[Records provided]:
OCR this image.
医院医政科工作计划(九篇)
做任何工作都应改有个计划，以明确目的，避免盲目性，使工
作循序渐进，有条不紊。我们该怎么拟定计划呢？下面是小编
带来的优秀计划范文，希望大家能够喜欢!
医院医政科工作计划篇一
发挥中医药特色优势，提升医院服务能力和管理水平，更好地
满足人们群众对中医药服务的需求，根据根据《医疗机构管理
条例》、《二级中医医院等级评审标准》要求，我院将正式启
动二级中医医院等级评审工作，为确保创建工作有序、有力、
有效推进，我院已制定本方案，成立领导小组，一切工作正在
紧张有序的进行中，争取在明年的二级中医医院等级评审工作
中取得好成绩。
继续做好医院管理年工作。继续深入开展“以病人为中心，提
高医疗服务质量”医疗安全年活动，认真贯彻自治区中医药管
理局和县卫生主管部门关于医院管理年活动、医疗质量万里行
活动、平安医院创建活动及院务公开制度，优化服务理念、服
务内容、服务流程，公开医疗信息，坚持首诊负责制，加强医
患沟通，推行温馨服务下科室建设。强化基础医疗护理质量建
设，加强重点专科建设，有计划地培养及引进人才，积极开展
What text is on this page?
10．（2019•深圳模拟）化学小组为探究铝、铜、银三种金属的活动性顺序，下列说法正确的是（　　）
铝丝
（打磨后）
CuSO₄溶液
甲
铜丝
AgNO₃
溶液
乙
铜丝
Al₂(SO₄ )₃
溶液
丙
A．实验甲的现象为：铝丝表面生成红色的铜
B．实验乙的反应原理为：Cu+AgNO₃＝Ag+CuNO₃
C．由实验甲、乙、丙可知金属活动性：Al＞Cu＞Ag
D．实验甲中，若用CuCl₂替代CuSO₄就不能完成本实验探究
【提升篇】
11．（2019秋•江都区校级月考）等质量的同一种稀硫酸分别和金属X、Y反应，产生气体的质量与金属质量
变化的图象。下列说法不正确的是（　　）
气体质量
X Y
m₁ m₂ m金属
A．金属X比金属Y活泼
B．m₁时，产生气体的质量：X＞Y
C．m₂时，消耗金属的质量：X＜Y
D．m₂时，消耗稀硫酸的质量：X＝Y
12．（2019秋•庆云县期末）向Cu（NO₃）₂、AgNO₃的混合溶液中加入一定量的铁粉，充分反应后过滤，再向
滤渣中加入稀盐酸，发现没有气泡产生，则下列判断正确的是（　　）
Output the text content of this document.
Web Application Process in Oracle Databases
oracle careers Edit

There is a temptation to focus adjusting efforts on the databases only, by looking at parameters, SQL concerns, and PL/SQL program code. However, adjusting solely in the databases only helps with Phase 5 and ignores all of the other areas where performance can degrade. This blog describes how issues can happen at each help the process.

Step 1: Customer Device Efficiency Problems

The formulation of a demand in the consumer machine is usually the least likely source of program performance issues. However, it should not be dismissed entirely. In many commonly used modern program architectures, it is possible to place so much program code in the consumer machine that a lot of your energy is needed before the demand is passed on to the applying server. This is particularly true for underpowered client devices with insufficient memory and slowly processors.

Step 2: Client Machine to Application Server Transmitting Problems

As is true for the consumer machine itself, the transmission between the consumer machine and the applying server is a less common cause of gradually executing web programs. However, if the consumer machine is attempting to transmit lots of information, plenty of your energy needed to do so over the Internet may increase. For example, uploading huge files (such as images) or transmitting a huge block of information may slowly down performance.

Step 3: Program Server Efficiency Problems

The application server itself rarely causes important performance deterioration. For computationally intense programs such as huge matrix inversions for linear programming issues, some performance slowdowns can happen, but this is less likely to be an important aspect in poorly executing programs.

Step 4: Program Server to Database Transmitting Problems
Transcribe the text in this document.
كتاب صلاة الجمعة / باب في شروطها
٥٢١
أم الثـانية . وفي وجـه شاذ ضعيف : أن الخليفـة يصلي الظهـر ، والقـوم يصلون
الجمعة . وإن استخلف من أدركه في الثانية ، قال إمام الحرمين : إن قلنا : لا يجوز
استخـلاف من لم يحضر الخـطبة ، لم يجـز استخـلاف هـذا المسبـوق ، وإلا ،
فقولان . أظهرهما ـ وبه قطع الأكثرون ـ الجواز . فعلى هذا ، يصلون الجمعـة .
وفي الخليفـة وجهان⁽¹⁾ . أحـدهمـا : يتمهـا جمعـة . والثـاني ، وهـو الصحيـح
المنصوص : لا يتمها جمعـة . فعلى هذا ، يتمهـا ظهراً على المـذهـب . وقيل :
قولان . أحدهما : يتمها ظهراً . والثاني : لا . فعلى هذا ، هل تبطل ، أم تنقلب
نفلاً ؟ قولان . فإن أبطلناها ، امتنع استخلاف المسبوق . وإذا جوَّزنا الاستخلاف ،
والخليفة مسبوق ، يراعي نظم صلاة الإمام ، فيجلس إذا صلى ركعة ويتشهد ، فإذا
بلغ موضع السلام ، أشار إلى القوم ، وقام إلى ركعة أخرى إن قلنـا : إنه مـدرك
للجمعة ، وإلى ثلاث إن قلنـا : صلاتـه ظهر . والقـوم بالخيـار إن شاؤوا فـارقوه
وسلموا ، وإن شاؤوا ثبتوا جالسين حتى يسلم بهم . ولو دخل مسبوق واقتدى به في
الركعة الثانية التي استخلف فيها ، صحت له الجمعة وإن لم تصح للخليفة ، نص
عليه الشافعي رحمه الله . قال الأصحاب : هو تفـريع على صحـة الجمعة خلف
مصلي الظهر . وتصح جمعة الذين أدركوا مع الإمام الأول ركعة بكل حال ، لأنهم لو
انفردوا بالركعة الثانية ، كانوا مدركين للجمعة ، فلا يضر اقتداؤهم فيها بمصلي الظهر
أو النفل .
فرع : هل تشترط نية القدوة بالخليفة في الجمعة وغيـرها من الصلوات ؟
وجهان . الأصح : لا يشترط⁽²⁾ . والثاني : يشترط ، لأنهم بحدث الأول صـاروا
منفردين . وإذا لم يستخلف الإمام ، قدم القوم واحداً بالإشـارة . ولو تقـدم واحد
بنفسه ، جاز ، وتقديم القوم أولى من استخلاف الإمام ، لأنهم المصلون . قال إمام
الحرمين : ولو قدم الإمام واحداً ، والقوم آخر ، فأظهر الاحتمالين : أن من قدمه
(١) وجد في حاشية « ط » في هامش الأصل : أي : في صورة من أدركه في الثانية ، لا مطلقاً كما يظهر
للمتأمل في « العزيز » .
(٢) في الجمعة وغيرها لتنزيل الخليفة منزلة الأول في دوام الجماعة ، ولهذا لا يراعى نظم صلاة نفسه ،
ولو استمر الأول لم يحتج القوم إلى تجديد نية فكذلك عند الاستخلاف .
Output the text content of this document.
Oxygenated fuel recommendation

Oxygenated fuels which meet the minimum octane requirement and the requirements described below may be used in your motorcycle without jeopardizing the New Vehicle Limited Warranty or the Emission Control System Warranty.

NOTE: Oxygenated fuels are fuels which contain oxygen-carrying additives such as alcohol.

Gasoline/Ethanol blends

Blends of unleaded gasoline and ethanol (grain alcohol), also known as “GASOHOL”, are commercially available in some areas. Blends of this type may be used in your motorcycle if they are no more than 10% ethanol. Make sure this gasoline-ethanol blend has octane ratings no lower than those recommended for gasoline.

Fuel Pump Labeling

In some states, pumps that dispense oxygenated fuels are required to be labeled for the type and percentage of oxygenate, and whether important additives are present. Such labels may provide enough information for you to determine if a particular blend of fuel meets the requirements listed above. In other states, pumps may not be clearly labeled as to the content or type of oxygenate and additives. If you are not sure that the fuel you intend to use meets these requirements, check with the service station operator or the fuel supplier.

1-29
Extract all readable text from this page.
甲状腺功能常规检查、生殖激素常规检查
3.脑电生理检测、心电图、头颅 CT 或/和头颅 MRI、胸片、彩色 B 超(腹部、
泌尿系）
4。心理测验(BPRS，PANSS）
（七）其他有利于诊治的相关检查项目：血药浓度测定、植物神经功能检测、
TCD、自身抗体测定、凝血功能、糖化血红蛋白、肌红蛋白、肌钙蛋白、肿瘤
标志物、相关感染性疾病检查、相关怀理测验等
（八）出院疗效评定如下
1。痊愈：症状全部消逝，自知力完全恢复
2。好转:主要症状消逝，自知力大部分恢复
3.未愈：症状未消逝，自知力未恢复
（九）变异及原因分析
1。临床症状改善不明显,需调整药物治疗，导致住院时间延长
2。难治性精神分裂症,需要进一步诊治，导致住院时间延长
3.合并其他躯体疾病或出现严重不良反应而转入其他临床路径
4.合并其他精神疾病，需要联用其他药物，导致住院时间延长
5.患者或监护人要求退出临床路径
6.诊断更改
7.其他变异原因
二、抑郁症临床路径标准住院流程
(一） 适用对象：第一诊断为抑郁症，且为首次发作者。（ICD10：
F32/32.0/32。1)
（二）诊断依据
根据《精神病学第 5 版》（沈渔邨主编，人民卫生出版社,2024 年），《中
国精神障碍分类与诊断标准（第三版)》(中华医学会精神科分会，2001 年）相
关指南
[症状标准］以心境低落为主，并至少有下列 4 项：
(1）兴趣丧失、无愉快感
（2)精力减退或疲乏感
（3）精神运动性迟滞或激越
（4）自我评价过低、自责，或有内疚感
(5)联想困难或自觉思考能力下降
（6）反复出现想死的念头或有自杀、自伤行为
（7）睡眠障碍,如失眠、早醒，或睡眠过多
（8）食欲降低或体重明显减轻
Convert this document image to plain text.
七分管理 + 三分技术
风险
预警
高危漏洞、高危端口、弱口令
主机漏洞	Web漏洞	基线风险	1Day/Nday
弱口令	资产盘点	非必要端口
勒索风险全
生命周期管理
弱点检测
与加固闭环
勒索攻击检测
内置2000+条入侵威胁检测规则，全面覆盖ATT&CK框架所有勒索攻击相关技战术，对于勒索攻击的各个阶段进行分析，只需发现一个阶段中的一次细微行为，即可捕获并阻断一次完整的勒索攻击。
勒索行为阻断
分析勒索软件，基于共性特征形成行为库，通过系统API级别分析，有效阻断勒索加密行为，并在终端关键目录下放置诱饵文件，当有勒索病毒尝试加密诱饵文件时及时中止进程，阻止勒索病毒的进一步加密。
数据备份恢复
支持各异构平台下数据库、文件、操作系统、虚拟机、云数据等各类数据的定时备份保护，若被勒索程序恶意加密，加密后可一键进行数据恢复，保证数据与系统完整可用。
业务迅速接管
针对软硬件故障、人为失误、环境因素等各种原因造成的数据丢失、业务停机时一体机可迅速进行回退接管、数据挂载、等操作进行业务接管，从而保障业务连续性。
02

[Task]:
Among the entries, how many lines include the word "huge"? Answer with a single number and nothing further.

[The reply]:
2